- [REQUEST] For each line below that contains the string "this", copy that line.

- [DATA SUPPLIED]
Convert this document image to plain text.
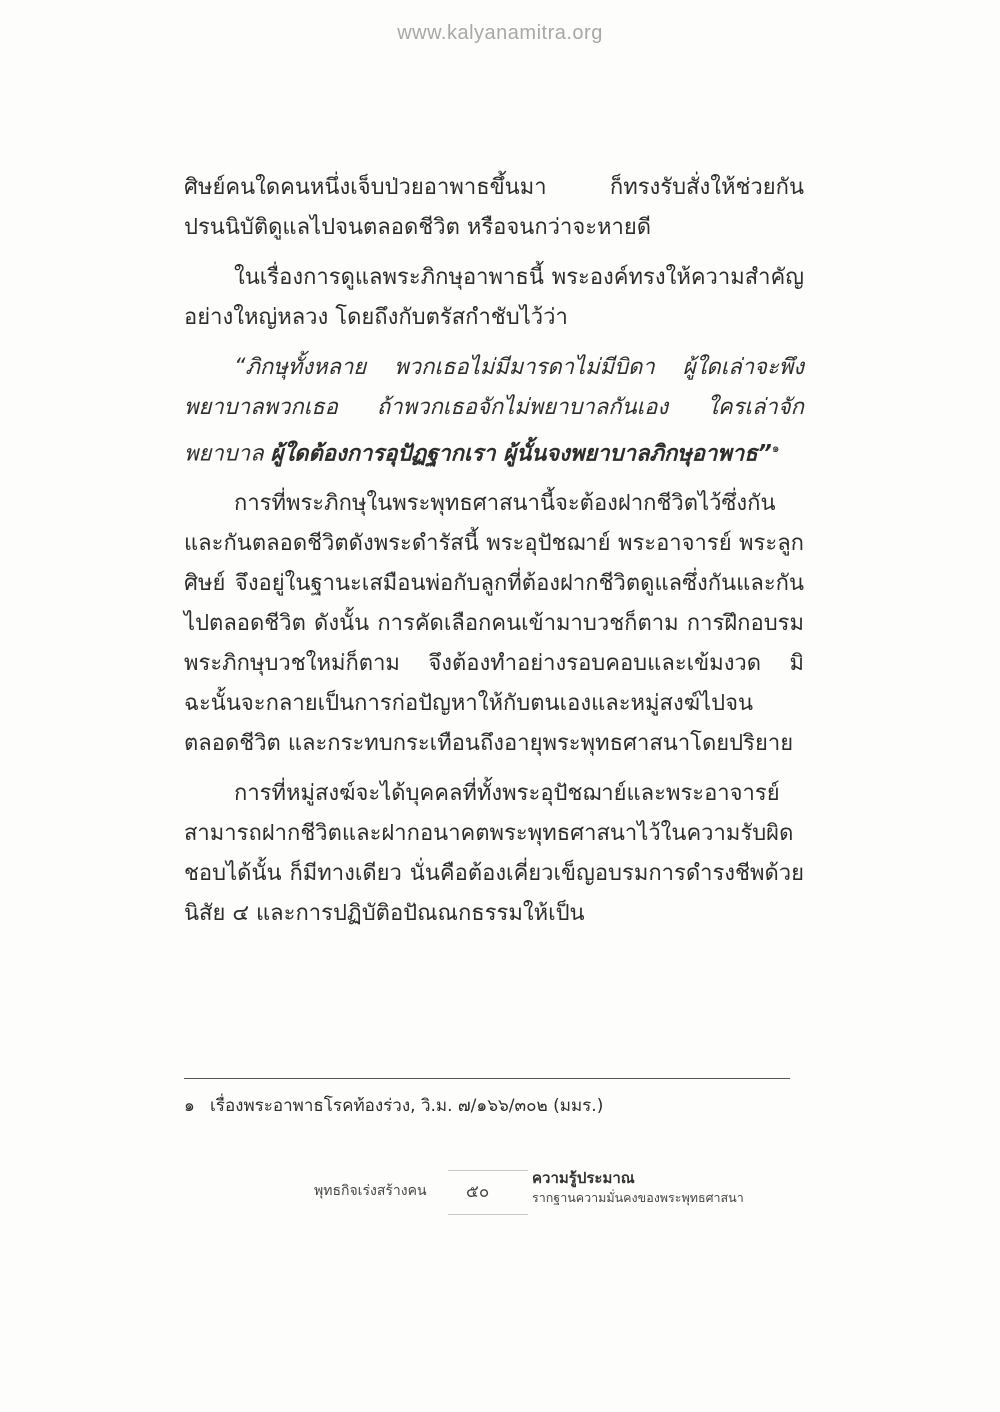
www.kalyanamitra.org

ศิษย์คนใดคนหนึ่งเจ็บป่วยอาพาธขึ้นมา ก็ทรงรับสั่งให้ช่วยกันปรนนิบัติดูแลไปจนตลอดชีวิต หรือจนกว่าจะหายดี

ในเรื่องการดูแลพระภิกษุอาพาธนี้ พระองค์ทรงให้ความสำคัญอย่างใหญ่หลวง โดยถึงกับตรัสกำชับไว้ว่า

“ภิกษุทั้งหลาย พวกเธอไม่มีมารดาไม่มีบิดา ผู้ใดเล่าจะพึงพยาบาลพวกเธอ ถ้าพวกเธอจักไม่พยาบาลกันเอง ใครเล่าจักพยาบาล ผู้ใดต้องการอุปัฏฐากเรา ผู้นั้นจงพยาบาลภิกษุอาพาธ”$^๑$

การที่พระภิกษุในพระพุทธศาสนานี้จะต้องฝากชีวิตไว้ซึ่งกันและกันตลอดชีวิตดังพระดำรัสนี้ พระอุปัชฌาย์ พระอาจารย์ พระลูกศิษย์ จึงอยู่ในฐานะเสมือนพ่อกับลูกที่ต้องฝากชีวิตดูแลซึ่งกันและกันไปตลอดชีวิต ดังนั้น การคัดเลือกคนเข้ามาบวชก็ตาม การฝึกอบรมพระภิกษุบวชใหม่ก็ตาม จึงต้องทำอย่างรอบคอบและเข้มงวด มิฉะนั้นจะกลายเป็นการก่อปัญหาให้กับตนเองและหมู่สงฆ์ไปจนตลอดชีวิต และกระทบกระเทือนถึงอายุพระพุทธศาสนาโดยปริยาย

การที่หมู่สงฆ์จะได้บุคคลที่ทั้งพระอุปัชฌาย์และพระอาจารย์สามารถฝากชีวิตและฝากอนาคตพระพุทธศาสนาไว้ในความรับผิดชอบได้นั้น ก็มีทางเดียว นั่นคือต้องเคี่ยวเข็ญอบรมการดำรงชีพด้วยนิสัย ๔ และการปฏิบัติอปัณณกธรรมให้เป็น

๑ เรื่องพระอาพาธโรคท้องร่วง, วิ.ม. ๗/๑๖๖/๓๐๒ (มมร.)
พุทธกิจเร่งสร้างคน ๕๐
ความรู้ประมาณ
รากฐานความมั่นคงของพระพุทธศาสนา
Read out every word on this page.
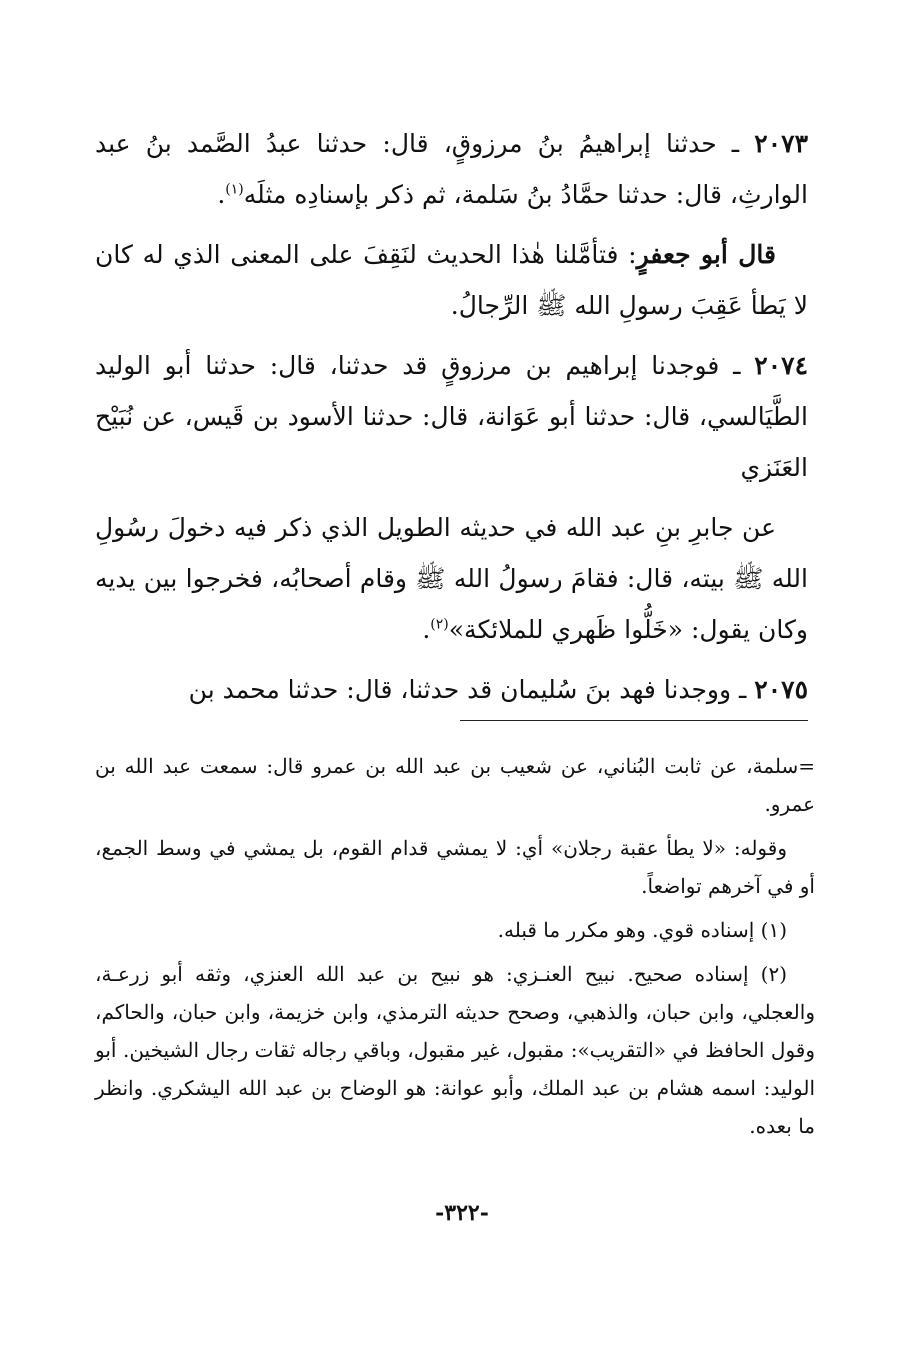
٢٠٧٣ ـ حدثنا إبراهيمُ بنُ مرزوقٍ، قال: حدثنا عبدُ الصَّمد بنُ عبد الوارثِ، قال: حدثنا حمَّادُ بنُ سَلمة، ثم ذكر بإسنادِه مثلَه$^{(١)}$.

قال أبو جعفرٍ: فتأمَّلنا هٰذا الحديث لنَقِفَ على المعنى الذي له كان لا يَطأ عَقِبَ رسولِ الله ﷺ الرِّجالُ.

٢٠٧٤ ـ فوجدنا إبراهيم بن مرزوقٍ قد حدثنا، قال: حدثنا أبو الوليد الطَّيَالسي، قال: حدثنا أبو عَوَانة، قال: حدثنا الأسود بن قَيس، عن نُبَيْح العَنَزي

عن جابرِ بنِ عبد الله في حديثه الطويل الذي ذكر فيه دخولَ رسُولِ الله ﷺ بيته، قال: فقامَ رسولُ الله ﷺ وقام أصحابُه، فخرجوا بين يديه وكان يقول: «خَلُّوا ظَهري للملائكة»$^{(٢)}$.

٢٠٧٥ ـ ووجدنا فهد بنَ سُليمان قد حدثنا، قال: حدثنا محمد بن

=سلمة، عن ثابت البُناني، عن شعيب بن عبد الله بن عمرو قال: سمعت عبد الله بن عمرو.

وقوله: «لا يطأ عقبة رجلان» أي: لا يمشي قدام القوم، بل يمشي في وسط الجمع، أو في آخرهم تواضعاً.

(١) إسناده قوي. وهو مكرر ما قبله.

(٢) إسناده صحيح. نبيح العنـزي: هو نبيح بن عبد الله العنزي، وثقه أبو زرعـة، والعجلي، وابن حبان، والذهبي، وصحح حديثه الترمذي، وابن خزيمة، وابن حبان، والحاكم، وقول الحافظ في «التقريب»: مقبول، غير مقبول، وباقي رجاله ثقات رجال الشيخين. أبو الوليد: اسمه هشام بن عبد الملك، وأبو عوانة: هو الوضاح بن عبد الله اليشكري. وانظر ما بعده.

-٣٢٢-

--

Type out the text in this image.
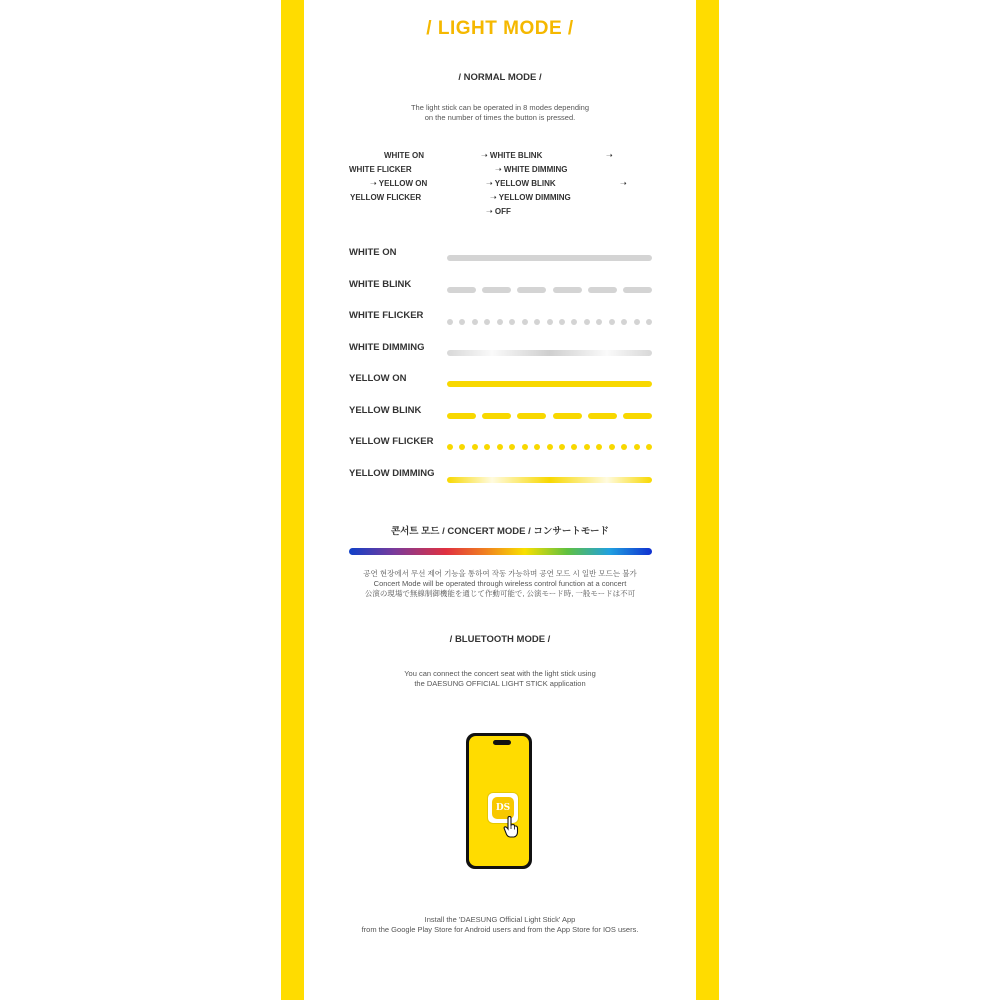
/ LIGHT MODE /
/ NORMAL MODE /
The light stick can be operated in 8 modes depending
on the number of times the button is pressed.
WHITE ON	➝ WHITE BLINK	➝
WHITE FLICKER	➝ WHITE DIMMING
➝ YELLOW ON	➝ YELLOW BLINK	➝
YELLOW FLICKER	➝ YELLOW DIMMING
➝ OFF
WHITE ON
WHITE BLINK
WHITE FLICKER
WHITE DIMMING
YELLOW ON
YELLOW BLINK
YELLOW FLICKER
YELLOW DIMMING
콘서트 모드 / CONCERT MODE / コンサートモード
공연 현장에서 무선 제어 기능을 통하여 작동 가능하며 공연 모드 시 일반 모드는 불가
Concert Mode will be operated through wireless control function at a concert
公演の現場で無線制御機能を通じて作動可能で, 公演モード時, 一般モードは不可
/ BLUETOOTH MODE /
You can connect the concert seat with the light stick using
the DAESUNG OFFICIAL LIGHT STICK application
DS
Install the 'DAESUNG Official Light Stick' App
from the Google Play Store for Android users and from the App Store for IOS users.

- [RESULT]
Convert this document image to plain text.
Read out every word on this page.
Type out the text in this image.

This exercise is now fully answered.